What this task involves:
Write out every record below exactly as it appears.

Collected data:
────────────────────
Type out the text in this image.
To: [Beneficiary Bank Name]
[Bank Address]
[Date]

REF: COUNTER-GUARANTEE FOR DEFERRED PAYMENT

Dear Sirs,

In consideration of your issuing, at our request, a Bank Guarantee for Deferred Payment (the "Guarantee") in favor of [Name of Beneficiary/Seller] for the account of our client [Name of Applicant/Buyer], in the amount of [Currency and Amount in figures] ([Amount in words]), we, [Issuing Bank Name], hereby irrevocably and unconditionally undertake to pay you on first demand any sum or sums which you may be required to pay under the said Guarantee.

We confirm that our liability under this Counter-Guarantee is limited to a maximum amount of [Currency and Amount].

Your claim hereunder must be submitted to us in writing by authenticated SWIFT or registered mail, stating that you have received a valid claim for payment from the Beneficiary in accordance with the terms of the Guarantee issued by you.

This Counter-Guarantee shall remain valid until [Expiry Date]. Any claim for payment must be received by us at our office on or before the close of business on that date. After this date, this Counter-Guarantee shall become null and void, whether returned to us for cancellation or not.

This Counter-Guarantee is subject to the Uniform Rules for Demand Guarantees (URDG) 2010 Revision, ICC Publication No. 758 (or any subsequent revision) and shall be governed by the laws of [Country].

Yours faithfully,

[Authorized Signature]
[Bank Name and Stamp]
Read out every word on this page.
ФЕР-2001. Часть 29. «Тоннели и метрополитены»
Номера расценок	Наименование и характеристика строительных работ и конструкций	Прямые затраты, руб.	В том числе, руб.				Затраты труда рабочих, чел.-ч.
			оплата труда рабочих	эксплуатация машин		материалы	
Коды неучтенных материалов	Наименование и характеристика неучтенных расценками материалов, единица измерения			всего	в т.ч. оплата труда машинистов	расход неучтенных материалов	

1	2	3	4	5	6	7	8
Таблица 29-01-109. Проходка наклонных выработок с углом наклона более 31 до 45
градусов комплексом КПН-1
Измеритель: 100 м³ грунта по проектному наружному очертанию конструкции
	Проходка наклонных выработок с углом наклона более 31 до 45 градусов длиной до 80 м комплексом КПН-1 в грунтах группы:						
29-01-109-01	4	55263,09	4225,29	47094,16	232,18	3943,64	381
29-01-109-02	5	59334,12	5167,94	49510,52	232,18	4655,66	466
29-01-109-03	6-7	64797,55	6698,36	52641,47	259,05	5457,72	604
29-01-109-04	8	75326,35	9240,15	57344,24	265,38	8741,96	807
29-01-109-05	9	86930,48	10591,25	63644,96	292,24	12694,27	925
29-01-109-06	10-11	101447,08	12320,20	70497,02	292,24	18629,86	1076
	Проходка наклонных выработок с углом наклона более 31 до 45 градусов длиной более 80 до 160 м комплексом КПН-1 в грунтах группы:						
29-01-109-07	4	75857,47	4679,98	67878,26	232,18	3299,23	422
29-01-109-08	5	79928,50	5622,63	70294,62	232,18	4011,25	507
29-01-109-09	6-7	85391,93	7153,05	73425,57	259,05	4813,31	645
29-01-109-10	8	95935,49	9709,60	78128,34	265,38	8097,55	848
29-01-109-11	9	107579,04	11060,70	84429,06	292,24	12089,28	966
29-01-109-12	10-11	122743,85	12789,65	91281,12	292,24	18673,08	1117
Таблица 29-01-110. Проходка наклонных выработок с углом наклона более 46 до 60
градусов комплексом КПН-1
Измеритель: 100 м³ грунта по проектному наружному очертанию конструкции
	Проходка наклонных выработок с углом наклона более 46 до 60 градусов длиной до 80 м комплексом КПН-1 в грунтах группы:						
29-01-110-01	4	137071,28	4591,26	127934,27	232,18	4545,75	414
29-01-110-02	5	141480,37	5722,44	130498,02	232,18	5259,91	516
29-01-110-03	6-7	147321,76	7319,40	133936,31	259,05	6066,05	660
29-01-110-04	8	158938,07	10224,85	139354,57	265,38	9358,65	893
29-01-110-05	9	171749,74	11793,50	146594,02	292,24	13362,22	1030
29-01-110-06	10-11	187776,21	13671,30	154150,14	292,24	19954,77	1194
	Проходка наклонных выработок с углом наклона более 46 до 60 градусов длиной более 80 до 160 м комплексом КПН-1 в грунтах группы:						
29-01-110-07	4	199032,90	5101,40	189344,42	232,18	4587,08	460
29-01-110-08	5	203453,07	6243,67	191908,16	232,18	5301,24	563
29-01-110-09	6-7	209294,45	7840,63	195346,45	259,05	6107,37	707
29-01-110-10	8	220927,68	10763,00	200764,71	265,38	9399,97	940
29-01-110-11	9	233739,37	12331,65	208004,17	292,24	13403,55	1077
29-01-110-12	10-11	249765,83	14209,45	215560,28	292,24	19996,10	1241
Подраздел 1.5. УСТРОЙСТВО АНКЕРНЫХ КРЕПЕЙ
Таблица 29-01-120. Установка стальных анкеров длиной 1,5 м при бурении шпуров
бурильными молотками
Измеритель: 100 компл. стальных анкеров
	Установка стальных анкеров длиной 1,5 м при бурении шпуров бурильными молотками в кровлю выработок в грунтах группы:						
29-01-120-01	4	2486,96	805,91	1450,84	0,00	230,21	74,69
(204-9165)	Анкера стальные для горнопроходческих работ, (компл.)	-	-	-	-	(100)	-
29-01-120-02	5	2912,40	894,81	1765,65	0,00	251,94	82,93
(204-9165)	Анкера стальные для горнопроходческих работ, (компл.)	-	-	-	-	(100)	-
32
────────────────────
Exercise result:
Type out the text in this image.
To: [Beneficiary Bank Name]
[Bank Address]
[Date]

REF: COUNTER-GUARANTEE FOR DEFERRED PAYMENT

Dear Sirs,

In consideration of your issuing, at our request, a Bank Guarantee for Deferred Payment (the "Guarantee") in favor of [Name of Beneficiary/Seller] for the account of our client [Name of Applicant/Buyer], in the amount of [Currency and Amount in figures] ([Amount in words]), we, [Issuing Bank Name], hereby irrevocably and unconditionally undertake to pay you on first demand any sum or sums which you may be required to pay under the said Guarantee.

We confirm that our liability under this Counter-Guarantee is limited to a maximum amount of [Currency and Amount].

Your claim hereunder must be submitted to us in writing by authenticated SWIFT or registered mail, stating that you have received a valid claim for payment from the Beneficiary in accordance with the terms of the Guarantee issued by you.

This Counter-Guarantee shall remain valid until [Expiry Date]. Any claim for payment must be received by us at our office on or before the close of business on that date. After this date, this Counter-Guarantee shall become null and void, whether returned to us for cancellation or not.

This Counter-Guarantee is subject to the Uniform Rules for Demand Guarantees (URDG) 2010 Revision, ICC Publication No. 758 (or any subsequent revision) and shall be governed by the laws of [Country].

Yours faithfully,

[Authorized Signature]
[Bank Name and Stamp]
Read out every word on this page.
ФЕР-2001. Часть 29. «Тоннели и метрополитены»
Номера расценок	Наименование и характеристика строительных работ и конструкций	Прямые затраты, руб.	В том числе, руб.				Затраты труда рабочих, чел.-ч.
			оплата труда рабочих	эксплуатация машин		материалы	
Коды неучтенных материалов	Наименование и характеристика неучтенных расценками материалов, единица измерения			всего	в т.ч. оплата труда машинистов	расход неучтенных материалов	

1	2	3	4	5	6	7	8
Таблица 29-01-109. Проходка наклонных выработок с углом наклона более 31 до 45
градусов комплексом КПН-1
Измеритель: 100 м³ грунта по проектному наружному очертанию конструкции
	Проходка наклонных выработок с углом наклона более 31 до 45 градусов длиной до 80 м комплексом КПН-1 в грунтах группы:						
29-01-109-01	4	55263,09	4225,29	47094,16	232,18	3943,64	381
29-01-109-02	5	59334,12	5167,94	49510,52	232,18	4655,66	466
29-01-109-03	6-7	64797,55	6698,36	52641,47	259,05	5457,72	604
29-01-109-04	8	75326,35	9240,15	57344,24	265,38	8741,96	807
29-01-109-05	9	86930,48	10591,25	63644,96	292,24	12694,27	925
29-01-109-06	10-11	101447,08	12320,20	70497,02	292,24	18629,86	1076
	Проходка наклонных выработок с углом наклона более 31 до 45 градусов длиной более 80 до 160 м комплексом КПН-1 в грунтах группы:						
29-01-109-07	4	75857,47	4679,98	67878,26	232,18	3299,23	422
29-01-109-08	5	79928,50	5622,63	70294,62	232,18	4011,25	507
29-01-109-09	6-7	85391,93	7153,05	73425,57	259,05	4813,31	645
29-01-109-10	8	95935,49	9709,60	78128,34	265,38	8097,55	848
29-01-109-11	9	107579,04	11060,70	84429,06	292,24	12089,28	966
29-01-109-12	10-11	122743,85	12789,65	91281,12	292,24	18673,08	1117
Таблица 29-01-110. Проходка наклонных выработок с углом наклона более 46 до 60
градусов комплексом КПН-1
Измеритель: 100 м³ грунта по проектному наружному очертанию конструкции
	Проходка наклонных выработок с углом наклона более 46 до 60 градусов длиной до 80 м комплексом КПН-1 в грунтах группы:						
29-01-110-01	4	137071,28	4591,26	127934,27	232,18	4545,75	414
29-01-110-02	5	141480,37	5722,44	130498,02	232,18	5259,91	516
29-01-110-03	6-7	147321,76	7319,40	133936,31	259,05	6066,05	660
29-01-110-04	8	158938,07	10224,85	139354,57	265,38	9358,65	893
29-01-110-05	9	171749,74	11793,50	146594,02	292,24	13362,22	1030
29-01-110-06	10-11	187776,21	13671,30	154150,14	292,24	19954,77	1194
	Проходка наклонных выработок с углом наклона более 46 до 60 градусов длиной более 80 до 160 м комплексом КПН-1 в грунтах группы:						
29-01-110-07	4	199032,90	5101,40	189344,42	232,18	4587,08	460
29-01-110-08	5	203453,07	6243,67	191908,16	232,18	5301,24	563
29-01-110-09	6-7	209294,45	7840,63	195346,45	259,05	6107,37	707
29-01-110-10	8	220927,68	10763,00	200764,71	265,38	9399,97	940
29-01-110-11	9	233739,37	12331,65	208004,17	292,24	13403,55	1077
29-01-110-12	10-11	249765,83	14209,45	215560,28	292,24	19996,10	1241
Подраздел 1.5. УСТРОЙСТВО АНКЕРНЫХ КРЕПЕЙ
Таблица 29-01-120. Установка стальных анкеров длиной 1,5 м при бурении шпуров
бурильными молотками
Измеритель: 100 компл. стальных анкеров
	Установка стальных анкеров длиной 1,5 м при бурении шпуров бурильными молотками в кровлю выработок в грунтах группы:						
29-01-120-01	4	2486,96	805,91	1450,84	0,00	230,21	74,69
(204-9165)	Анкера стальные для горнопроходческих работ, (компл.)	-	-	-	-	(100)	-
29-01-120-02	5	2912,40	894,81	1765,65	0,00	251,94	82,93
(204-9165)	Анкера стальные для горнопроходческих работ, (компл.)	-	-	-	-	(100)	-
32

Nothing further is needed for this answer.